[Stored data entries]
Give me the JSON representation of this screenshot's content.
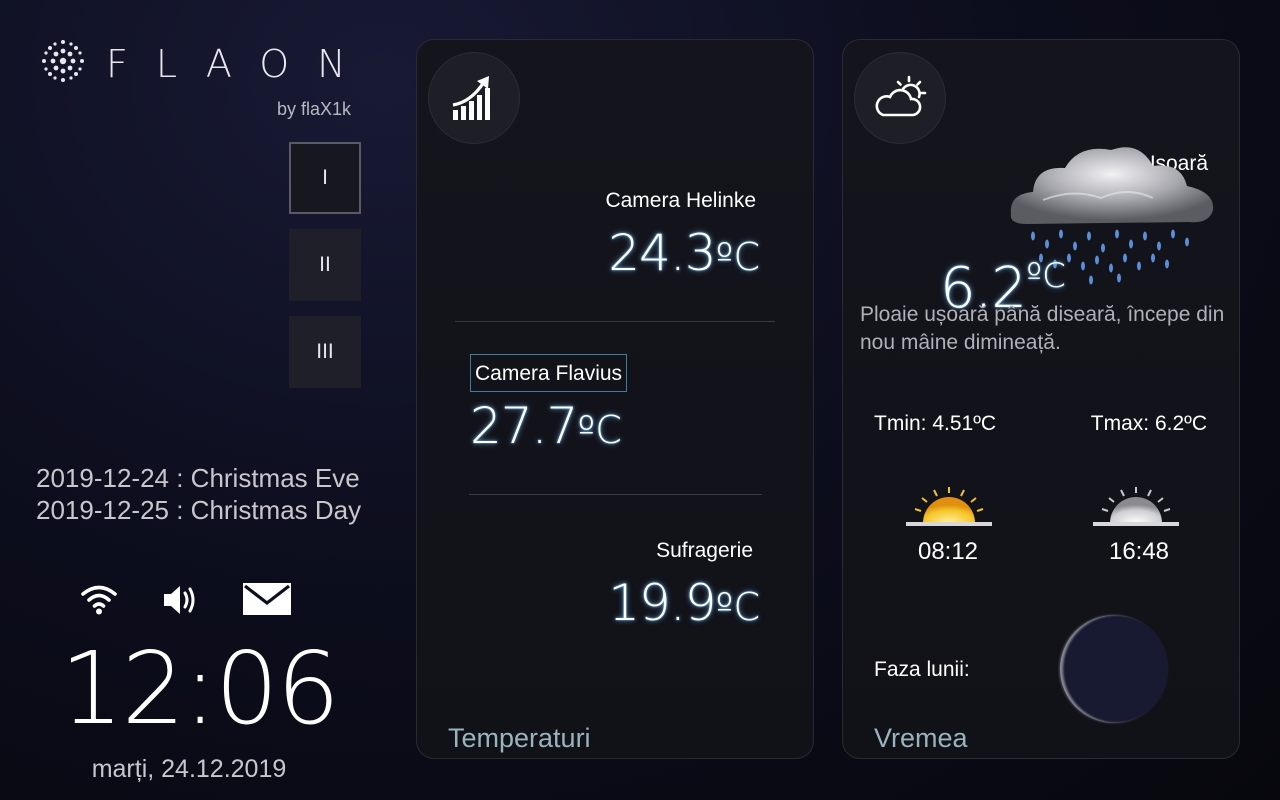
{
  "brand": {
    "name": "FLAON",
    "byline": "by flaX1k"
  },
  "pages": [
    {
      "label": "I",
      "active": true
    },
    {
      "label": "II",
      "active": false
    },
    {
      "label": "III",
      "active": false
    }
  ],
  "events": [
    "2019-12-24 : Christmas Eve",
    "2019-12-25 : Christmas Day"
  ],
  "status_icons": [
    "wifi-icon",
    "speaker-icon",
    "mail-icon"
  ],
  "clock": {
    "time": "12:06",
    "date": "marți, 24.12.2019"
  },
  "temperatures": {
    "icon": "trend-up-chart-icon",
    "footer": "Temperaturi",
    "unit": "ºC",
    "rooms": [
      {
        "name": "Camera Helinke",
        "value": "24.3"
      },
      {
        "name": "Camera Flavius",
        "value": "27.7"
      },
      {
        "name": "Sufragerie",
        "value": "19.9"
      }
    ]
  },
  "weather": {
    "icon": "partly-cloudy-icon",
    "footer": "Vremea",
    "condition": "Ploaie Ușoară",
    "condition_icon": "rain-cloud-icon",
    "temp_value": "6.2",
    "temp_unit": "ºC",
    "description": "Ploaie ușoară până diseară, începe din nou mâine dimineață.",
    "tmin": "Tmin: 4.51ºC",
    "tmax": "Tmax: 6.2ºC",
    "sunrise": "08:12",
    "sunset": "16:48",
    "moon_label": "Faza lunii:",
    "colors": {
      "accent_glow": "#78c8ff",
      "footer": "#9ab3bc",
      "selection_border": "#3b7f9f"
    }
  }
}
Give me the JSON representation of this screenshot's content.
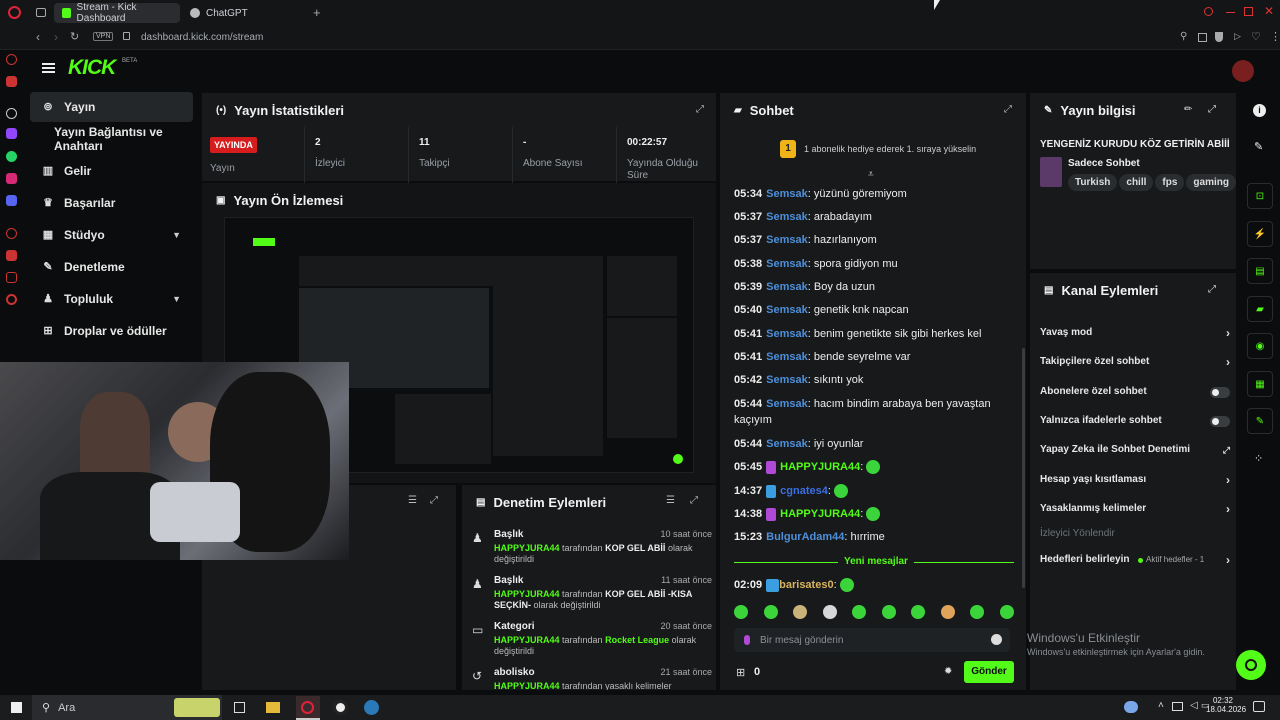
{
  "browser": {
    "tabs": [
      {
        "label": "Stream - Kick Dashboard",
        "active": true
      },
      {
        "label": "ChatGPT",
        "active": false
      }
    ],
    "new_tab": "+",
    "vpn_badge": "VPN",
    "url": "dashboard.kick.com/stream"
  },
  "header": {
    "logo": "KICK",
    "logo_beta": "BETA"
  },
  "sidebar": {
    "items": [
      {
        "label": "Yayın",
        "icon": "broadcast-icon",
        "active": true
      },
      {
        "label": "Yayın Bağlantısı ve Anahtarı",
        "icon": "",
        "active": false
      },
      {
        "label": "Gelir",
        "icon": "chart-icon",
        "active": false
      },
      {
        "label": "Başarılar",
        "icon": "trophy-icon",
        "active": false
      },
      {
        "label": "Stüdyo",
        "icon": "layout-icon",
        "active": false,
        "expandable": true
      },
      {
        "label": "Denetleme",
        "icon": "wrench-icon",
        "active": false
      },
      {
        "label": "Topluluk",
        "icon": "users-icon",
        "active": false,
        "expandable": true
      },
      {
        "label": "Droplar ve ödüller",
        "icon": "gift-icon",
        "active": false
      }
    ]
  },
  "stats": {
    "title": "Yayın İstatistikleri",
    "live_badge": "YAYINDA",
    "stream_label": "Yayın",
    "viewers_value": "2",
    "viewers_label": "İzleyici",
    "followers_value": "11",
    "followers_label": "Takipçi",
    "subs_value": "-",
    "subs_label": "Abone Sayısı",
    "uptime_value": "00:22:57",
    "uptime_label": "Yayında Olduğu Süre"
  },
  "preview": {
    "title": "Yayın Ön İzlemesi"
  },
  "moderation": {
    "title": "Denetim Eylemleri",
    "items": [
      {
        "heading": "Başlık",
        "time": "10 saat önce",
        "user": "HAPPYJURA44",
        "mid": " tarafından ",
        "value": "KOP GEL ABİİ",
        "suffix": " olarak değiştirildi",
        "icon": "users-icon"
      },
      {
        "heading": "Başlık",
        "time": "11 saat önce",
        "user": "HAPPYJURA44",
        "mid": " tarafından ",
        "value": "KOP GEL ABİİ -KISA SEÇKİN-",
        "suffix": " olarak değiştirildi",
        "icon": "users-icon"
      },
      {
        "heading": "Kategori",
        "time": "20 saat önce",
        "user": "HAPPYJURA44",
        "mid": " tarafından ",
        "value": "Rocket League",
        "suffix": " olarak değiştirildi",
        "icon": "category-icon"
      },
      {
        "heading": "abolisko",
        "time": "21 saat önce",
        "user": "HAPPYJURA44",
        "mid": " tarafından ",
        "value": "yasaklı kelimeler",
        "suffix": "",
        "icon": "history-icon"
      }
    ]
  },
  "chat": {
    "title": "Sohbet",
    "pinned": "1 abonelik hediye ederek 1. sıraya yükselin",
    "pinned_rank": "1",
    "messages": [
      {
        "time": "05:34",
        "user": "Semsak",
        "text": "yüzünü göremiyom",
        "color": "#4e8fd9"
      },
      {
        "time": "05:37",
        "user": "Semsak",
        "text": "arabadayım",
        "color": "#4e8fd9"
      },
      {
        "time": "05:37",
        "user": "Semsak",
        "text": "hazırlanıyom",
        "color": "#4e8fd9"
      },
      {
        "time": "05:38",
        "user": "Semsak",
        "text": "spora gidiyon mu",
        "color": "#4e8fd9"
      },
      {
        "time": "05:39",
        "user": "Semsak",
        "text": "Boy da uzun",
        "color": "#4e8fd9"
      },
      {
        "time": "05:40",
        "user": "Semsak",
        "text": "genetik knk napcan",
        "color": "#4e8fd9"
      },
      {
        "time": "05:41",
        "user": "Semsak",
        "text": "benim genetikte sik gibi herkes kel",
        "color": "#4e8fd9"
      },
      {
        "time": "05:41",
        "user": "Semsak",
        "text": "bende seyrelme var",
        "color": "#4e8fd9"
      },
      {
        "time": "05:42",
        "user": "Semsak",
        "text": "sıkıntı yok",
        "color": "#4e8fd9"
      },
      {
        "time": "05:44",
        "user": "Semsak",
        "text": "hacım bindim arabaya ben yavaştan kaçıyım",
        "color": "#4e8fd9"
      },
      {
        "time": "05:44",
        "user": "Semsak",
        "text": "iyi oyunlar",
        "color": "#4e8fd9"
      },
      {
        "time": "05:45",
        "user": "HAPPYJURA44",
        "text": "",
        "color": "#53fc18"
      },
      {
        "time": "14:37",
        "user": "cgnates4",
        "text": "",
        "color": "#3b6fe0"
      },
      {
        "time": "14:38",
        "user": "HAPPYJURA44",
        "text": "",
        "color": "#53fc18"
      },
      {
        "time": "15:23",
        "user": "BulgurAdam44",
        "text": "hırrime",
        "color": "#4e8fd9"
      }
    ],
    "new_messages": "Yeni mesajlar",
    "last_message": {
      "time": "02:09",
      "user": "barisates0",
      "text": "",
      "color": "#d8b55c"
    },
    "input_placeholder": "Bir mesaj gönderin",
    "points": "0",
    "send_label": "Gönder"
  },
  "stream_info": {
    "title": "Yayın bilgisi",
    "stream_title": "YENGENİZ KURUDU KÖZ GETİRİN ABİİİ",
    "category": "Sadece Sohbet",
    "tags": [
      "Turkish",
      "chill",
      "fps",
      "gaming"
    ]
  },
  "channel_actions": {
    "title": "Kanal Eylemleri",
    "items": [
      {
        "label": "Yavaş mod",
        "control": "chevron"
      },
      {
        "label": "Takipçilere özel sohbet",
        "control": "chevron"
      },
      {
        "label": "Abonelere özel sohbet",
        "control": "toggle"
      },
      {
        "label": "Yalnızca ifadelerle sohbet",
        "control": "toggle"
      },
      {
        "label": "Yapay Zeka ile Sohbet Denetimi",
        "control": "external"
      },
      {
        "label": "Hesap yaşı kısıtlaması",
        "control": "chevron"
      },
      {
        "label": "Yasaklanmış kelimeler",
        "control": "chevron"
      }
    ],
    "section_label": "İzleyici Yönlendir",
    "goals_label": "Hedefleri belirleyin",
    "goals_status": "Aktif hedefler - 1"
  },
  "windows_watermark": {
    "line1": "Windows'u Etkinleştir",
    "line2": "Windows'u etkinleştirmek için Ayarlar'a gidin."
  },
  "taskbar": {
    "search_placeholder": "Ara",
    "time": "02:32",
    "date": "18.04.2026"
  },
  "colors": {
    "accent": "#53fc18",
    "panel": "#17191b",
    "bg": "#0b0c0d",
    "live": "#d61c1c"
  }
}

- _Aim_: Using the records above, say how many lines include the string "footer". Only the number is wanted.

- _Output below_: 3